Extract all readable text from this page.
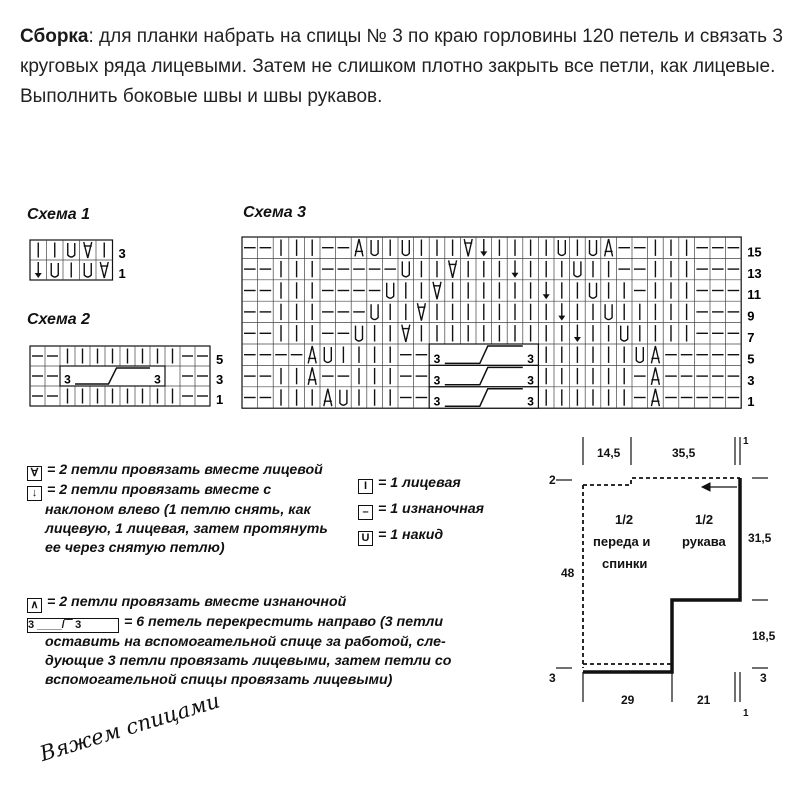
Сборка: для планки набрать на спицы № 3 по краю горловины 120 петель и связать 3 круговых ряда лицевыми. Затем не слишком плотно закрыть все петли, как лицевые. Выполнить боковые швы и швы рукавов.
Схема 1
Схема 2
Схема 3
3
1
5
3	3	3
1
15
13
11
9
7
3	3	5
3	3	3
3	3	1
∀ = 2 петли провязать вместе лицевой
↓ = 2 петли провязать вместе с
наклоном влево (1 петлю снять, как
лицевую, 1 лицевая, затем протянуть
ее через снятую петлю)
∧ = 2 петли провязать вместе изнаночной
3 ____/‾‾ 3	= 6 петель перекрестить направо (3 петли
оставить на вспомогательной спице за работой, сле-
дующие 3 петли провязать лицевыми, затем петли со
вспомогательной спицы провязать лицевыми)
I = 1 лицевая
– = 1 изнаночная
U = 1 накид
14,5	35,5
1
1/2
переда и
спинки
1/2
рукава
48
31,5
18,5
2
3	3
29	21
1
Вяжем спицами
____
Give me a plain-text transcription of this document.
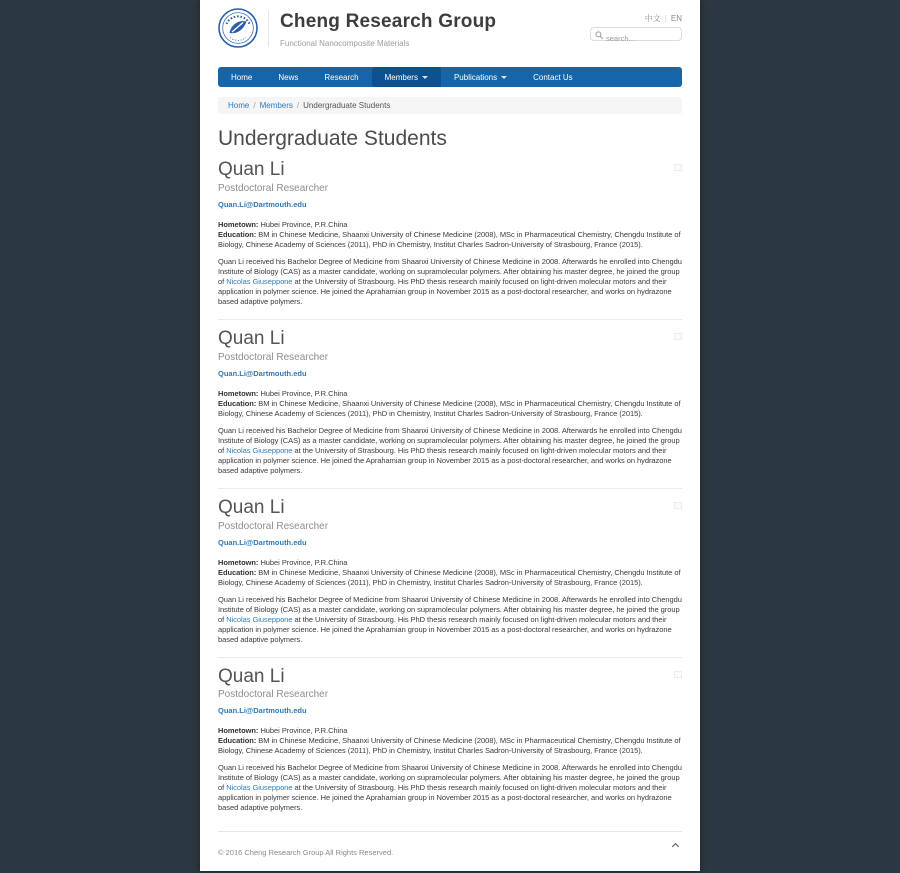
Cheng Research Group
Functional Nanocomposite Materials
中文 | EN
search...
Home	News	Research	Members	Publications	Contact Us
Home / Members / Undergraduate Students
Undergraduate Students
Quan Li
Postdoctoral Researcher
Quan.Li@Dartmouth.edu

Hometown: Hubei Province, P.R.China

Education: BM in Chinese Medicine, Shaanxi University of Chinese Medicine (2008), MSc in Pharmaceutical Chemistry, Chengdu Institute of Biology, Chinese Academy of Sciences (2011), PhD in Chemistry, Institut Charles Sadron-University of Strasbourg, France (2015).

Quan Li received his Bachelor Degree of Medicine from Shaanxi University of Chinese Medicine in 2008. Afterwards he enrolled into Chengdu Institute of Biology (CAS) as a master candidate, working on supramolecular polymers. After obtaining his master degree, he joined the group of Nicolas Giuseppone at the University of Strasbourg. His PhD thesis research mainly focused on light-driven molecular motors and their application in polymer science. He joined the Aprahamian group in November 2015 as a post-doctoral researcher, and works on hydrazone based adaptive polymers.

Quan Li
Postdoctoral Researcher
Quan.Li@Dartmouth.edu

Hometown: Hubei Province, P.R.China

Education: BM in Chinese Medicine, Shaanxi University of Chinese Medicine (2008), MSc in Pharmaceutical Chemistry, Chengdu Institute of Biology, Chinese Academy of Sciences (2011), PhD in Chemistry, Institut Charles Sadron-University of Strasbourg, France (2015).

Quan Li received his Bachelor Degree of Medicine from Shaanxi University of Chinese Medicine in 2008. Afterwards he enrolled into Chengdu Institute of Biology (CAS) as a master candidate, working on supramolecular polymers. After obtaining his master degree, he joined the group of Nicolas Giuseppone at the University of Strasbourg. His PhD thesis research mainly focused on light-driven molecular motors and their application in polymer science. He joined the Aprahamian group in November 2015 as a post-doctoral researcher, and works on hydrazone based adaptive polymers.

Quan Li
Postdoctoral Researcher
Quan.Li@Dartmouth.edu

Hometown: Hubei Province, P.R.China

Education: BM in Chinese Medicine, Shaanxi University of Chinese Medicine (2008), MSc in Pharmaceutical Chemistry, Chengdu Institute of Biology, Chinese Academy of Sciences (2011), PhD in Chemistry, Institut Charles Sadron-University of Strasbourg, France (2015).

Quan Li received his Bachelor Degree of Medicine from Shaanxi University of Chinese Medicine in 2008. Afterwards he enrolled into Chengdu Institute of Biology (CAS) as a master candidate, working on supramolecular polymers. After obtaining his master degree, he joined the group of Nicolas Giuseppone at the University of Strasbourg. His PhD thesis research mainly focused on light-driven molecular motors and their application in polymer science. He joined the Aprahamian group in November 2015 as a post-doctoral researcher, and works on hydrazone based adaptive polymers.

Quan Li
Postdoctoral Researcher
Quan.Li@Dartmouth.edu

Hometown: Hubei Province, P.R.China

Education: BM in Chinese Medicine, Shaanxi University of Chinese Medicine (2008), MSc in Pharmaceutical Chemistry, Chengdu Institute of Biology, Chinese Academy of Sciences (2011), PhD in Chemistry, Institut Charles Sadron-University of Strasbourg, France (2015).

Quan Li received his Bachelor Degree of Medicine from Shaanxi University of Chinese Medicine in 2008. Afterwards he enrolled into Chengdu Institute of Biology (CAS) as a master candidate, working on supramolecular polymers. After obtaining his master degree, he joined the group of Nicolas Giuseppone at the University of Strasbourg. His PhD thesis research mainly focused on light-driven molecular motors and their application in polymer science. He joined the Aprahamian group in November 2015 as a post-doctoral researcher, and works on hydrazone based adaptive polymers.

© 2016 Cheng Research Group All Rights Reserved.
____
» SHORT TASK
Pull every line containing the word "лицевыми" out of the material and copy it.

» ANSWER
Сборка: для планки набрать на спицы № 3 по краю горловины 120 петель и связать 3 круговых ряда лицевыми. Затем не слишком плотно закрыть все петли, как лицевые. Выполнить боковые швы и швы рукавов.
дующие 3 петли провязать лицевыми, затем петли со
вспомогательной спицы провязать лицевыми)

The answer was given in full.